[Start]

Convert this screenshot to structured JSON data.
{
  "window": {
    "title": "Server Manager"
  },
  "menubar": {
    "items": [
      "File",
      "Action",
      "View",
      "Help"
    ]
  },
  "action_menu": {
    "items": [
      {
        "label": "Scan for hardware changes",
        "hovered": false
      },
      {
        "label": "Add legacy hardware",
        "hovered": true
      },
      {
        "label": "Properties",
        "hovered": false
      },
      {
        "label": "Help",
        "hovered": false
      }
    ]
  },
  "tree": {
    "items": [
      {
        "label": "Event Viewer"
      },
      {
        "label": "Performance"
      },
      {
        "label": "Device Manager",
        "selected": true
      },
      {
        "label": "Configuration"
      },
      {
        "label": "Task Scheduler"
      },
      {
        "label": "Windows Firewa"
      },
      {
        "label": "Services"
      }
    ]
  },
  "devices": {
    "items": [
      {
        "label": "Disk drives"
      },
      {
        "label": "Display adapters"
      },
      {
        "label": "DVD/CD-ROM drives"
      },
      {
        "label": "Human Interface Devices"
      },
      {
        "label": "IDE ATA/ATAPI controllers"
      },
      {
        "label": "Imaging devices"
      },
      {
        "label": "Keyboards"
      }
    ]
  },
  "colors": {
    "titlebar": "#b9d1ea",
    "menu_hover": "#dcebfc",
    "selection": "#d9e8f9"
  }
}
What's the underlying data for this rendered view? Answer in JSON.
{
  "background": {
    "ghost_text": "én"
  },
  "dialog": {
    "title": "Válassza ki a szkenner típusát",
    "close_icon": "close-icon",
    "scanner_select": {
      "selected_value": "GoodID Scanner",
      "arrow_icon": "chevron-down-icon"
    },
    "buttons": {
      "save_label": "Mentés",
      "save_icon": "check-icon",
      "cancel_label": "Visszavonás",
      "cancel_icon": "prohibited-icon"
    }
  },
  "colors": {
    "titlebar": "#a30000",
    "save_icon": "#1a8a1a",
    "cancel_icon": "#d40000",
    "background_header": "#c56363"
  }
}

[End]

TASK INSTRUCTIONS —
Write the lines out exactly, from the one with "What's the underlying" down to the last line of the listing, and leave out all others.

SOLUTION —
What's the underlying data for this rendered view? Answer in JSON.
{
  "background": {
    "ghost_text": "én"
  },
  "dialog": {
    "title": "Válassza ki a szkenner típusát",
    "close_icon": "close-icon",
    "scanner_select": {
      "selected_value": "GoodID Scanner",
      "arrow_icon": "chevron-down-icon"
    },
    "buttons": {
      "save_label": "Mentés",
      "save_icon": "check-icon",
      "cancel_label": "Visszavonás",
      "cancel_icon": "prohibited-icon"
    }
  },
  "colors": {
    "titlebar": "#a30000",
    "save_icon": "#1a8a1a",
    "cancel_icon": "#d40000",
    "background_header": "#c56363"
  }
}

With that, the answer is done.